- Written instruction
Please transcribe the data below exactly. Leave the pictures out.

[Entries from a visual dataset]
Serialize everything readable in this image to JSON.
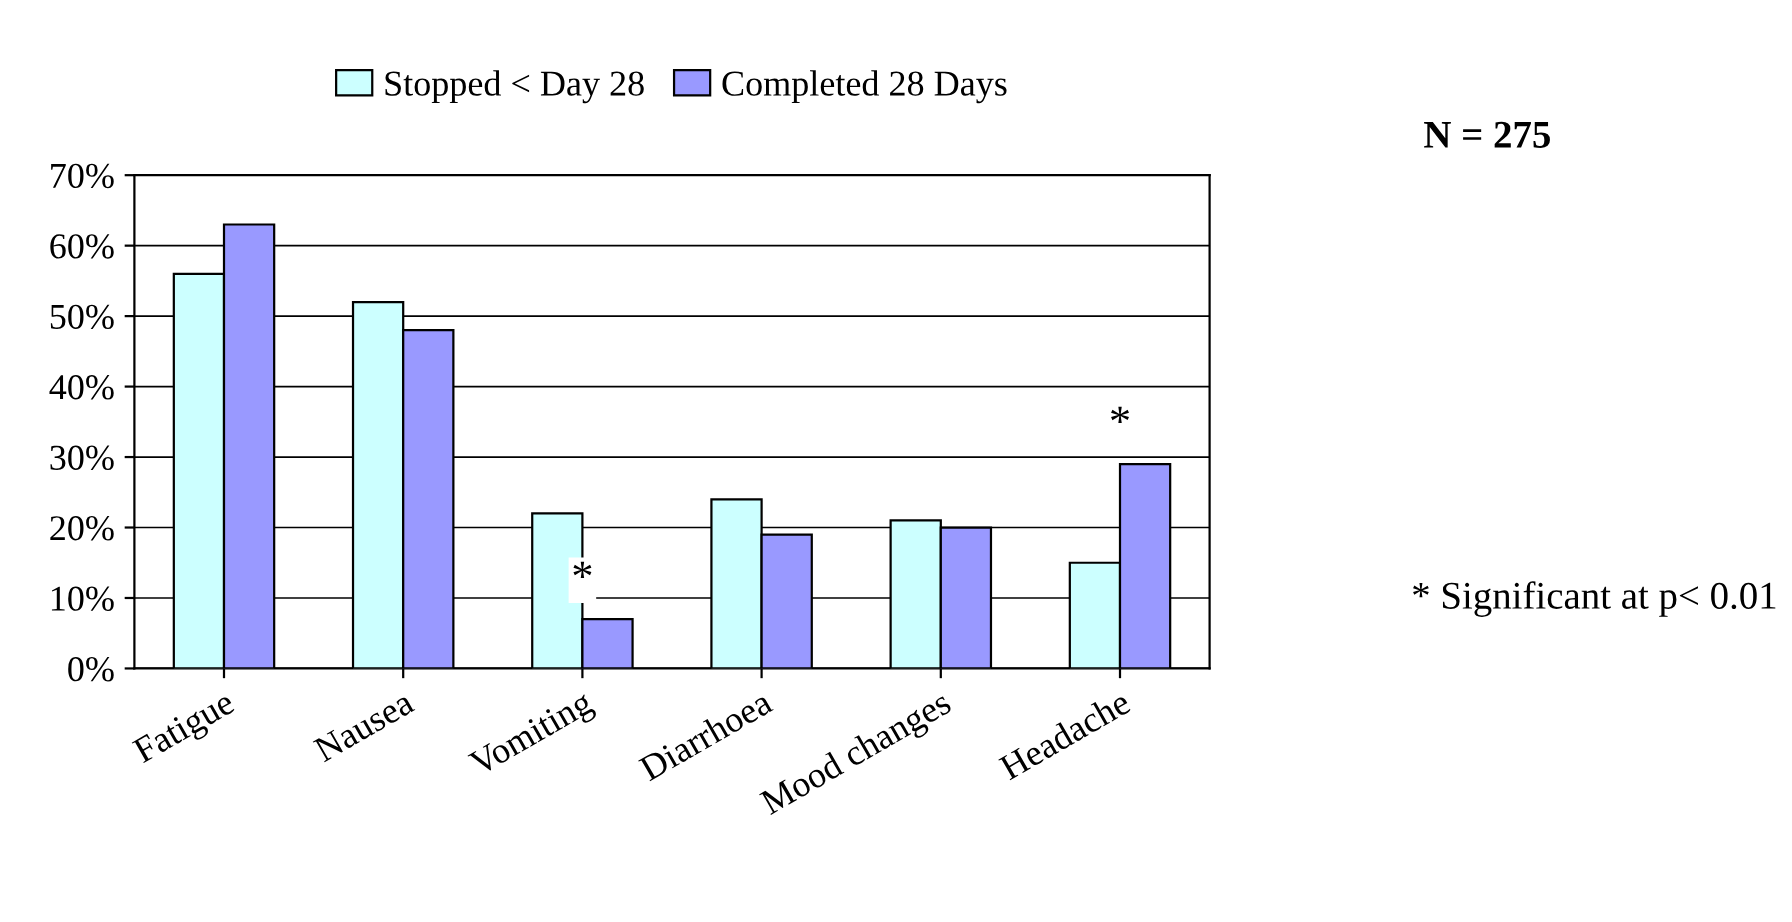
{
  "chart_data": {
    "type": "bar",
    "categories": [
      "Fatigue",
      "Nausea",
      "Vomiting",
      "Diarrhoea",
      "Mood changes",
      "Headache"
    ],
    "series": [
      {
        "name": "Stopped < Day 28",
        "color": "#ccffff",
        "values": [
          0.56,
          0.52,
          0.22,
          0.24,
          0.21,
          0.15
        ]
      },
      {
        "name": "Completed 28 Days",
        "color": "#9999ff",
        "values": [
          0.63,
          0.48,
          0.07,
          0.19,
          0.2,
          0.29
        ]
      }
    ],
    "ylim": [
      0,
      0.7
    ],
    "yticks": [
      {
        "value": 0,
        "label": "0%"
      },
      {
        "value": 0.1,
        "label": "10%"
      },
      {
        "value": 0.2,
        "label": "20%"
      },
      {
        "value": 0.3,
        "label": "30%"
      },
      {
        "value": 0.4,
        "label": "40%"
      },
      {
        "value": 0.5,
        "label": "50%"
      },
      {
        "value": 0.6,
        "label": "60%"
      },
      {
        "value": 0.7,
        "label": "70%"
      }
    ],
    "grid": "y",
    "legend": "top",
    "annotations": [
      "N = 275",
      "* Significant at p< 0.01",
      {
        "text": "*",
        "x": "Vomiting",
        "y": 0.07
      },
      {
        "text": "*",
        "x": "Headache",
        "y": 0.29
      }
    ]
  }
}
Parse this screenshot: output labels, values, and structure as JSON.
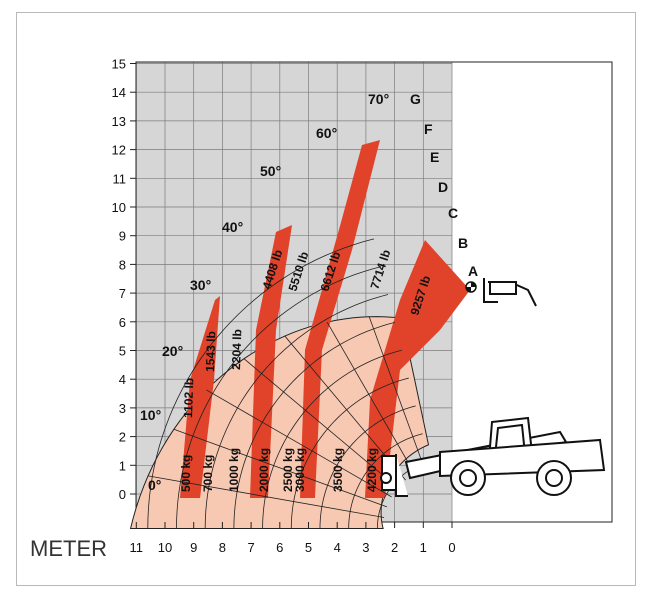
{
  "colors": {
    "grid_bg": "#d6d6d6",
    "grid_line": "#7c7c7c",
    "dark_band": "#e0432a",
    "light_band": "#f7c8b2",
    "outline": "#222222",
    "frame": "#b9b9b9"
  },
  "axes": {
    "x_title": "METER",
    "x_ticks": [
      "11",
      "10",
      "9",
      "8",
      "7",
      "6",
      "5",
      "4",
      "3",
      "2",
      "1",
      "0"
    ],
    "y_ticks": [
      "0",
      "1",
      "2",
      "3",
      "4",
      "5",
      "6",
      "7",
      "8",
      "9",
      "10",
      "11",
      "12",
      "13",
      "14",
      "15"
    ]
  },
  "angles": [
    {
      "label": "0°",
      "deg": 0
    },
    {
      "label": "10°",
      "deg": 10
    },
    {
      "label": "20°",
      "deg": 20
    },
    {
      "label": "30°",
      "deg": 30
    },
    {
      "label": "40°",
      "deg": 40
    },
    {
      "label": "50°",
      "deg": 50
    },
    {
      "label": "60°",
      "deg": 60
    },
    {
      "label": "70°",
      "deg": 70
    }
  ],
  "extensions": [
    "A",
    "B",
    "C",
    "D",
    "E",
    "F",
    "G"
  ],
  "load_zones": [
    {
      "kg": "500 kg",
      "lb": "1102 lb"
    },
    {
      "kg": "700 kg",
      "lb": "1543 lb"
    },
    {
      "kg": "1000 kg",
      "lb": "2204 lb"
    },
    {
      "kg": "2000 kg",
      "lb": "4408 lb"
    },
    {
      "kg": "2500 kg",
      "lb": "5510 lb"
    },
    {
      "kg": "3000 kg",
      "lb": "6612 lb"
    },
    {
      "kg": "3500 kg",
      "lb": "7714 lb"
    },
    {
      "kg": "4200 kg",
      "lb": "9257 lb"
    }
  ],
  "icons": {
    "pivot": "pivot-marker-icon",
    "forks": "forks-icon",
    "telehandler": "telehandler-icon"
  }
}
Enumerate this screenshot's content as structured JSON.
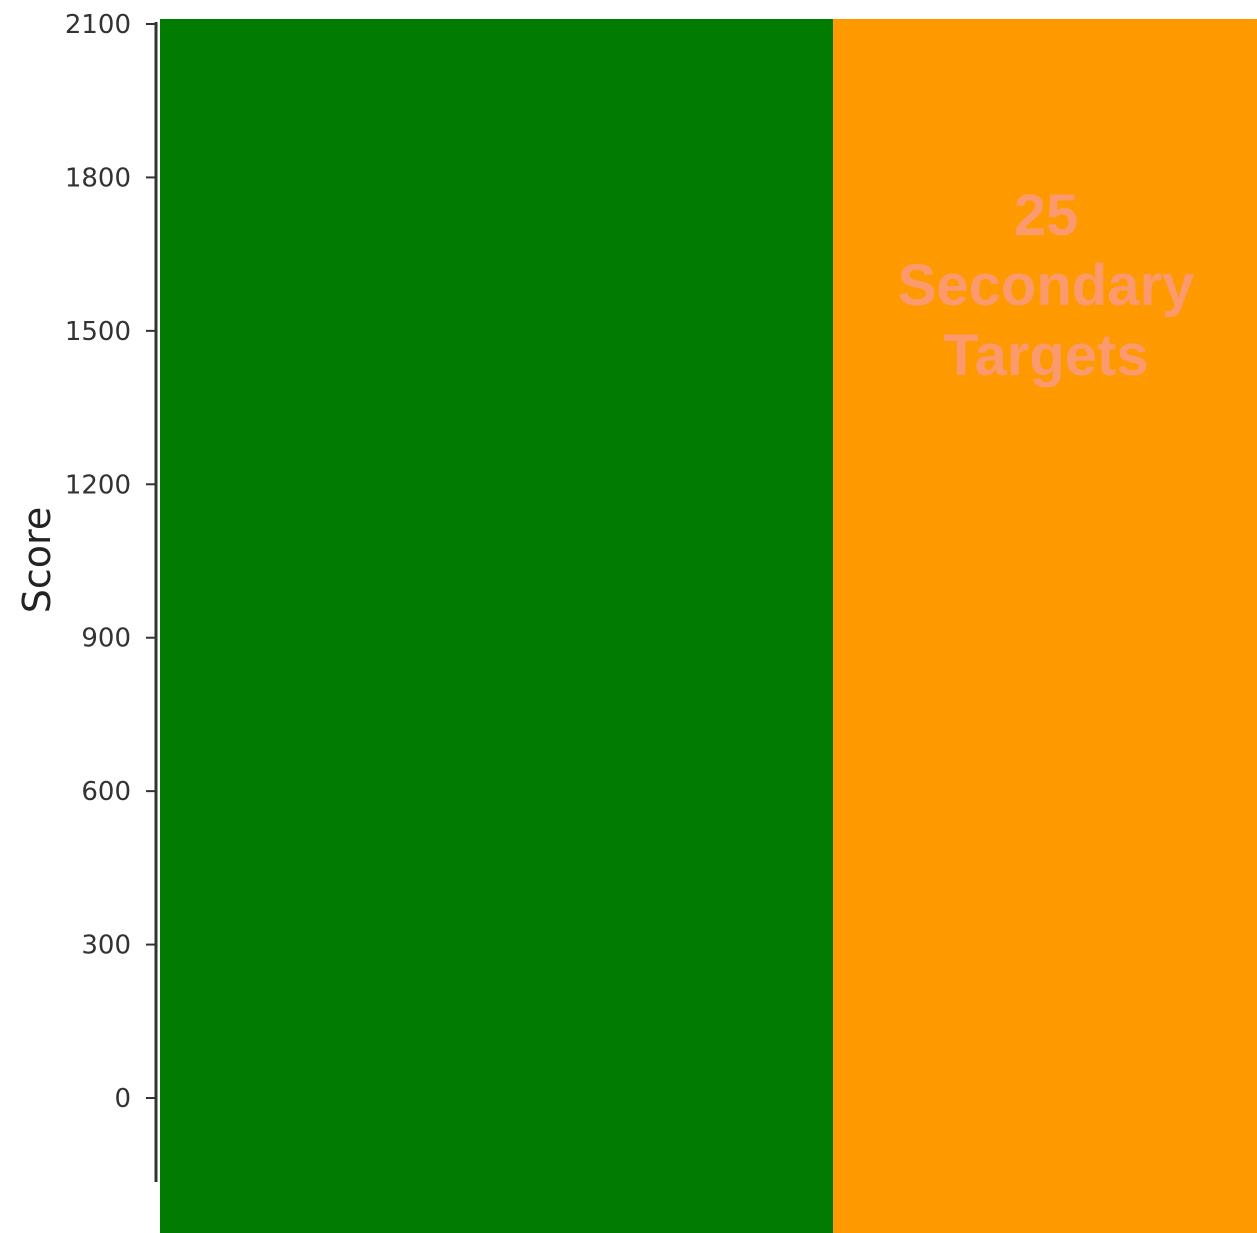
{
  "chart_data": {
    "type": "bar",
    "ylabel": "Score",
    "yticks": [
      0,
      300,
      600,
      900,
      1200,
      1500,
      1800,
      2100
    ],
    "ylim": [
      0,
      2100
    ],
    "grid": false,
    "bars": [
      {
        "color": "#027b01",
        "label_lines": []
      },
      {
        "color": "#fe9a00",
        "label_lines": [
          "25",
          "Secondary",
          "Targets"
        ],
        "label_color": "#fa9a6e"
      }
    ]
  }
}
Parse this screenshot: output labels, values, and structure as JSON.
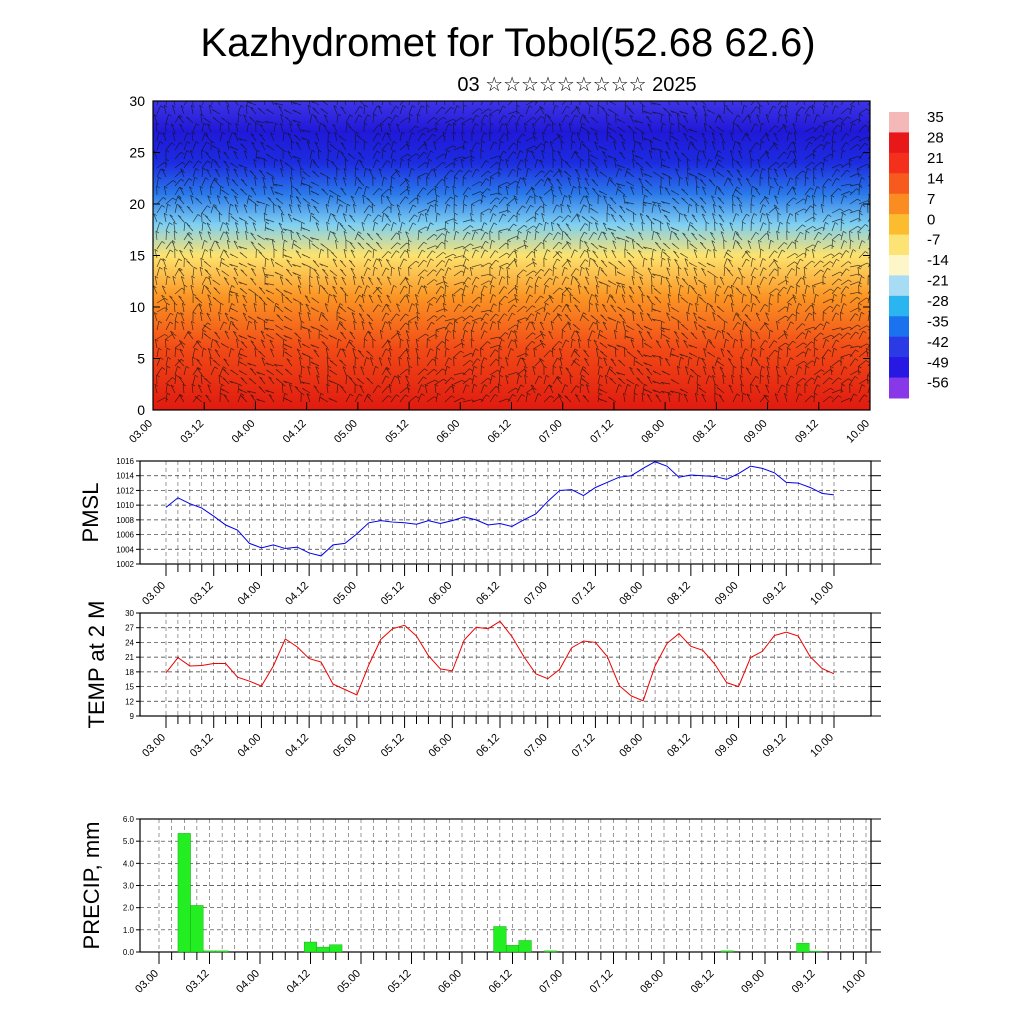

- Output
Serialize everything readable in this image to JSON.
{
  "chart_data": {
    "type": "bar",
    "categories": [
      "Fatigue",
      "Nausea",
      "Vomiting",
      "Diarrhoea",
      "Mood changes",
      "Headache"
    ],
    "series": [
      {
        "name": "Stopped < Day 28",
        "color": "#ccffff",
        "values": [
          0.56,
          0.52,
          0.22,
          0.24,
          0.21,
          0.15
        ]
      },
      {
        "name": "Completed 28 Days",
        "color": "#9999ff",
        "values": [
          0.63,
          0.48,
          0.07,
          0.19,
          0.2,
          0.29
        ]
      }
    ],
    "ylim": [
      0,
      0.7
    ],
    "yticks": [
      {
        "value": 0,
        "label": "0%"
      },
      {
        "value": 0.1,
        "label": "10%"
      },
      {
        "value": 0.2,
        "label": "20%"
      },
      {
        "value": 0.3,
        "label": "30%"
      },
      {
        "value": 0.4,
        "label": "40%"
      },
      {
        "value": 0.5,
        "label": "50%"
      },
      {
        "value": 0.6,
        "label": "60%"
      },
      {
        "value": 0.7,
        "label": "70%"
      }
    ],
    "grid": "y",
    "legend": "top",
    "annotations": [
      "N = 275",
      "* Significant at p< 0.01",
      {
        "text": "*",
        "x": "Vomiting",
        "y": 0.07
      },
      {
        "text": "*",
        "x": "Headache",
        "y": 0.29
      }
    ]
  }
}
Parse this screenshot: output labels, values, and structure as JSON.
{
  "colors": {
    "grid_bg": "#d6d6d6",
    "grid_line": "#7c7c7c",
    "dark_band": "#e0432a",
    "light_band": "#f7c8b2",
    "outline": "#222222",
    "frame": "#b9b9b9"
  },
  "axes": {
    "x_title": "METER",
    "x_ticks": [
      "11",
      "10",
      "9",
      "8",
      "7",
      "6",
      "5",
      "4",
      "3",
      "2",
      "1",
      "0"
    ],
    "y_ticks": [
      "0",
      "1",
      "2",
      "3",
      "4",
      "5",
      "6",
      "7",
      "8",
      "9",
      "10",
      "11",
      "12",
      "13",
      "14",
      "15"
    ]
  },
  "angles": [
    {
      "label": "0°",
      "deg": 0
    },
    {
      "label": "10°",
      "deg": 10
    },
    {
      "label": "20°",
      "deg": 20
    },
    {
      "label": "30°",
      "deg": 30
    },
    {
      "label": "40°",
      "deg": 40
    },
    {
      "label": "50°",
      "deg": 50
    },
    {
      "label": "60°",
      "deg": 60
    },
    {
      "label": "70°",
      "deg": 70
    }
  ],
  "extensions": [
    "A",
    "B",
    "C",
    "D",
    "E",
    "F",
    "G"
  ],
  "load_zones": [
    {
      "kg": "500 kg",
      "lb": "1102 lb"
    },
    {
      "kg": "700 kg",
      "lb": "1543 lb"
    },
    {
      "kg": "1000 kg",
      "lb": "2204 lb"
    },
    {
      "kg": "2000 kg",
      "lb": "4408 lb"
    },
    {
      "kg": "2500 kg",
      "lb": "5510 lb"
    },
    {
      "kg": "3000 kg",
      "lb": "6612 lb"
    },
    {
      "kg": "3500 kg",
      "lb": "7714 lb"
    },
    {
      "kg": "4200 kg",
      "lb": "9257 lb"
    }
  ],
  "icons": {
    "pivot": "pivot-marker-icon",
    "forks": "forks-icon",
    "telehandler": "telehandler-icon"
  }
}
Enumerate this screenshot's content as structured JSON.
{
  "chart_data": {
    "type": "bar",
    "ylabel": "Score",
    "yticks": [
      0,
      300,
      600,
      900,
      1200,
      1500,
      1800,
      2100
    ],
    "ylim": [
      0,
      2100
    ],
    "grid": false,
    "bars": [
      {
        "color": "#027b01",
        "label_lines": []
      },
      {
        "color": "#fe9a00",
        "label_lines": [
          "25",
          "Secondary",
          "Targets"
        ],
        "label_color": "#fa9a6e"
      }
    ]
  }
}
Parse this screenshot: output labels, values, and structure as JSON.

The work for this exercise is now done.